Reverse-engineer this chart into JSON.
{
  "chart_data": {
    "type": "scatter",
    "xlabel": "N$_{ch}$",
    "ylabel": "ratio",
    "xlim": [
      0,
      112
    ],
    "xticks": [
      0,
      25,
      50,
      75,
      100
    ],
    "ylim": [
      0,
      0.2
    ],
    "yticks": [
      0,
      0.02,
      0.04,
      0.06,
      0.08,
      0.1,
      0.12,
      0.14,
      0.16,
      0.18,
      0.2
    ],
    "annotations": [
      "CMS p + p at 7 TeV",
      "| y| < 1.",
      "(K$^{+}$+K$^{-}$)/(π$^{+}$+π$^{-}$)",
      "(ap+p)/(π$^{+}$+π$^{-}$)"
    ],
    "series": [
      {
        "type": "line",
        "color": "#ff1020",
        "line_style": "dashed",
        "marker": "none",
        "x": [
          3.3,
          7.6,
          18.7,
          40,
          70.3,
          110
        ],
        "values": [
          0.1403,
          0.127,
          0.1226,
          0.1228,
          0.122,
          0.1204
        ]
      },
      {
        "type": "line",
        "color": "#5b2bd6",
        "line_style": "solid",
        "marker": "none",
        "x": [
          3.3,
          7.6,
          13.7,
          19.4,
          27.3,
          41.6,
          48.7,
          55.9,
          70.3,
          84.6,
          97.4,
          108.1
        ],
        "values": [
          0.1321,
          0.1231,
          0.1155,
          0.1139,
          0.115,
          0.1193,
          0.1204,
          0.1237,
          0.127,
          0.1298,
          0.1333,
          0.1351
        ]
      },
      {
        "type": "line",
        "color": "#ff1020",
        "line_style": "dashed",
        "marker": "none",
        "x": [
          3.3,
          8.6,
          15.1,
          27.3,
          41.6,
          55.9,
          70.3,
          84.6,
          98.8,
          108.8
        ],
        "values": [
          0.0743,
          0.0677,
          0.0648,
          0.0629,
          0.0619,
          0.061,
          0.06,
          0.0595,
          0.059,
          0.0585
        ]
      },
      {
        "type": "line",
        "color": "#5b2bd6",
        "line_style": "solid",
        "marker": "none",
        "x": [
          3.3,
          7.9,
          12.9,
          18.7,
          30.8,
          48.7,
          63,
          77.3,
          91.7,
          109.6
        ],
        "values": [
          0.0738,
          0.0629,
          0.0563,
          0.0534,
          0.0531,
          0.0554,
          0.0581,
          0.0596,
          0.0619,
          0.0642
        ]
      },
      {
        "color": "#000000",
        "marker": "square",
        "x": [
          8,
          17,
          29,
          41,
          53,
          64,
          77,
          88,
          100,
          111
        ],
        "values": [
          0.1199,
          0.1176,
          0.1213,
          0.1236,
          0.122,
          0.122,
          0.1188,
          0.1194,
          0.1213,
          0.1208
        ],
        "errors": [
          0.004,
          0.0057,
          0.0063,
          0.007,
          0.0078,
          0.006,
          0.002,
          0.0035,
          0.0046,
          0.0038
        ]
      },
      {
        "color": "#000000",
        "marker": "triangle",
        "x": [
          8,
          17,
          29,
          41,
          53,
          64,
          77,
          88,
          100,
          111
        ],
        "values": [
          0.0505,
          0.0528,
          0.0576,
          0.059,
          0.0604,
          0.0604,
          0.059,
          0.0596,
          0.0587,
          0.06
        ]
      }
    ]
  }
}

================================

Write the material out again in its entirety, exactly as shown.

■ **SOLUTION TO THIS EXERCISE**
Reverse-engineer this chart into JSON.
{
  "chart_data": {
    "type": "scatter",
    "xlabel": "N$_{ch}$",
    "ylabel": "ratio",
    "xlim": [
      0,
      112
    ],
    "xticks": [
      0,
      25,
      50,
      75,
      100
    ],
    "ylim": [
      0,
      0.2
    ],
    "yticks": [
      0,
      0.02,
      0.04,
      0.06,
      0.08,
      0.1,
      0.12,
      0.14,
      0.16,
      0.18,
      0.2
    ],
    "annotations": [
      "CMS p + p at 7 TeV",
      "| y| < 1.",
      "(K$^{+}$+K$^{-}$)/(π$^{+}$+π$^{-}$)",
      "(ap+p)/(π$^{+}$+π$^{-}$)"
    ],
    "series": [
      {
        "type": "line",
        "color": "#ff1020",
        "line_style": "dashed",
        "marker": "none",
        "x": [
          3.3,
          7.6,
          18.7,
          40,
          70.3,
          110
        ],
        "values": [
          0.1403,
          0.127,
          0.1226,
          0.1228,
          0.122,
          0.1204
        ]
      },
      {
        "type": "line",
        "color": "#5b2bd6",
        "line_style": "solid",
        "marker": "none",
        "x": [
          3.3,
          7.6,
          13.7,
          19.4,
          27.3,
          41.6,
          48.7,
          55.9,
          70.3,
          84.6,
          97.4,
          108.1
        ],
        "values": [
          0.1321,
          0.1231,
          0.1155,
          0.1139,
          0.115,
          0.1193,
          0.1204,
          0.1237,
          0.127,
          0.1298,
          0.1333,
          0.1351
        ]
      },
      {
        "type": "line",
        "color": "#ff1020",
        "line_style": "dashed",
        "marker": "none",
        "x": [
          3.3,
          8.6,
          15.1,
          27.3,
          41.6,
          55.9,
          70.3,
          84.6,
          98.8,
          108.8
        ],
        "values": [
          0.0743,
          0.0677,
          0.0648,
          0.0629,
          0.0619,
          0.061,
          0.06,
          0.0595,
          0.059,
          0.0585
        ]
      },
      {
        "type": "line",
        "color": "#5b2bd6",
        "line_style": "solid",
        "marker": "none",
        "x": [
          3.3,
          7.9,
          12.9,
          18.7,
          30.8,
          48.7,
          63,
          77.3,
          91.7,
          109.6
        ],
        "values": [
          0.0738,
          0.0629,
          0.0563,
          0.0534,
          0.0531,
          0.0554,
          0.0581,
          0.0596,
          0.0619,
          0.0642
        ]
      },
      {
        "color": "#000000",
        "marker": "square",
        "x": [
          8,
          17,
          29,
          41,
          53,
          64,
          77,
          88,
          100,
          111
        ],
        "values": [
          0.1199,
          0.1176,
          0.1213,
          0.1236,
          0.122,
          0.122,
          0.1188,
          0.1194,
          0.1213,
          0.1208
        ],
        "errors": [
          0.004,
          0.0057,
          0.0063,
          0.007,
          0.0078,
          0.006,
          0.002,
          0.0035,
          0.0046,
          0.0038
        ]
      },
      {
        "color": "#000000",
        "marker": "triangle",
        "x": [
          8,
          17,
          29,
          41,
          53,
          64,
          77,
          88,
          100,
          111
        ],
        "values": [
          0.0505,
          0.0528,
          0.0576,
          0.059,
          0.0604,
          0.0604,
          0.059,
          0.0596,
          0.0587,
          0.06
        ]
      }
    ]
  }
}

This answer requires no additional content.